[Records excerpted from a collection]
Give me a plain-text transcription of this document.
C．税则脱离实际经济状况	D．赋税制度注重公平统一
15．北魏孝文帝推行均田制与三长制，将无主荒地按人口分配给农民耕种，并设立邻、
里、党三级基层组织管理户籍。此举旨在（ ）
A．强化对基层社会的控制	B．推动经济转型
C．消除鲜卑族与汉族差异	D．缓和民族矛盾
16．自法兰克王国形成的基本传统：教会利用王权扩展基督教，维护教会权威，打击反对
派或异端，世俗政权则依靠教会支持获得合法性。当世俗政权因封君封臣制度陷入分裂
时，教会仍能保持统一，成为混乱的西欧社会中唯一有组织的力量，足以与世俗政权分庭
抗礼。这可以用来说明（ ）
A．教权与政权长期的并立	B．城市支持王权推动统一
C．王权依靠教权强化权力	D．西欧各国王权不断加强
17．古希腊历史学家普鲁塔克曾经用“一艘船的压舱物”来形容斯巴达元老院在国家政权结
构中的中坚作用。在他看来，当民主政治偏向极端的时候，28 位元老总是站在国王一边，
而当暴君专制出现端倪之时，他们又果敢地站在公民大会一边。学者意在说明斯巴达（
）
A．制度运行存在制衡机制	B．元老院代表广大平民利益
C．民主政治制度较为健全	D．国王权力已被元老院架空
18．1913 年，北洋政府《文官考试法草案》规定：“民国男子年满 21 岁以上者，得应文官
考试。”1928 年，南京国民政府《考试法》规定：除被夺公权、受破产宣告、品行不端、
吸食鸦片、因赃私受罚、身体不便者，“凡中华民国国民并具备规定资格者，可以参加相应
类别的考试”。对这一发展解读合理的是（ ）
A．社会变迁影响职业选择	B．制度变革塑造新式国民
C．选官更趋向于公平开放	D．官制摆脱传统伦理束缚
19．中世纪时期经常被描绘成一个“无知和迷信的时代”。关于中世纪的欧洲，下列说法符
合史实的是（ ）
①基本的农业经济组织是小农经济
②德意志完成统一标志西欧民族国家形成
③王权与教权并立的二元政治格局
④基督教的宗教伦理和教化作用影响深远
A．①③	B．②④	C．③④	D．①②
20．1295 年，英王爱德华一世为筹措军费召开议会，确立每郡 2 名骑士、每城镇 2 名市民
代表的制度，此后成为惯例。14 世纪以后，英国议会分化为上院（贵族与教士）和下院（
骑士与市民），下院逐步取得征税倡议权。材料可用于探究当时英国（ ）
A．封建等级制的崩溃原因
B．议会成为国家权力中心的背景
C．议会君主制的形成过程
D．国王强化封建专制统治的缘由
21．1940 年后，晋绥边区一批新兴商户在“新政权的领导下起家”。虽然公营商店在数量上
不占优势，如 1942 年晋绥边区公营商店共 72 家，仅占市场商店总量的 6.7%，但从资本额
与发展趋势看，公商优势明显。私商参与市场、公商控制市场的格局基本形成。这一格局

## [Problem description]
Repeat the data precisely, reproducing every entry.

## [Task result]
Give me a plain-text transcription of this document.
C．税则脱离实际经济状况	D．赋税制度注重公平统一
15．北魏孝文帝推行均田制与三长制，将无主荒地按人口分配给农民耕种，并设立邻、
里、党三级基层组织管理户籍。此举旨在（ ）
A．强化对基层社会的控制	B．推动经济转型
C．消除鲜卑族与汉族差异	D．缓和民族矛盾
16．自法兰克王国形成的基本传统：教会利用王权扩展基督教，维护教会权威，打击反对
派或异端，世俗政权则依靠教会支持获得合法性。当世俗政权因封君封臣制度陷入分裂
时，教会仍能保持统一，成为混乱的西欧社会中唯一有组织的力量，足以与世俗政权分庭
抗礼。这可以用来说明（ ）
A．教权与政权长期的并立	B．城市支持王权推动统一
C．王权依靠教权强化权力	D．西欧各国王权不断加强
17．古希腊历史学家普鲁塔克曾经用“一艘船的压舱物”来形容斯巴达元老院在国家政权结
构中的中坚作用。在他看来，当民主政治偏向极端的时候，28 位元老总是站在国王一边，
而当暴君专制出现端倪之时，他们又果敢地站在公民大会一边。学者意在说明斯巴达（
）
A．制度运行存在制衡机制	B．元老院代表广大平民利益
C．民主政治制度较为健全	D．国王权力已被元老院架空
18．1913 年，北洋政府《文官考试法草案》规定：“民国男子年满 21 岁以上者，得应文官
考试。”1928 年，南京国民政府《考试法》规定：除被夺公权、受破产宣告、品行不端、
吸食鸦片、因赃私受罚、身体不便者，“凡中华民国国民并具备规定资格者，可以参加相应
类别的考试”。对这一发展解读合理的是（ ）
A．社会变迁影响职业选择	B．制度变革塑造新式国民
C．选官更趋向于公平开放	D．官制摆脱传统伦理束缚
19．中世纪时期经常被描绘成一个“无知和迷信的时代”。关于中世纪的欧洲，下列说法符
合史实的是（ ）
①基本的农业经济组织是小农经济
②德意志完成统一标志西欧民族国家形成
③王权与教权并立的二元政治格局
④基督教的宗教伦理和教化作用影响深远
A．①③	B．②④	C．③④	D．①②
20．1295 年，英王爱德华一世为筹措军费召开议会，确立每郡 2 名骑士、每城镇 2 名市民
代表的制度，此后成为惯例。14 世纪以后，英国议会分化为上院（贵族与教士）和下院（
骑士与市民），下院逐步取得征税倡议权。材料可用于探究当时英国（ ）
A．封建等级制的崩溃原因
B．议会成为国家权力中心的背景
C．议会君主制的形成过程
D．国王强化封建专制统治的缘由
21．1940 年后，晋绥边区一批新兴商户在“新政权的领导下起家”。虽然公营商店在数量上
不占优势，如 1942 年晋绥边区公营商店共 72 家，仅占市场商店总量的 6.7%，但从资本额
与发展趋势看，公商优势明显。私商参与市场、公商控制市场的格局基本形成。这一格局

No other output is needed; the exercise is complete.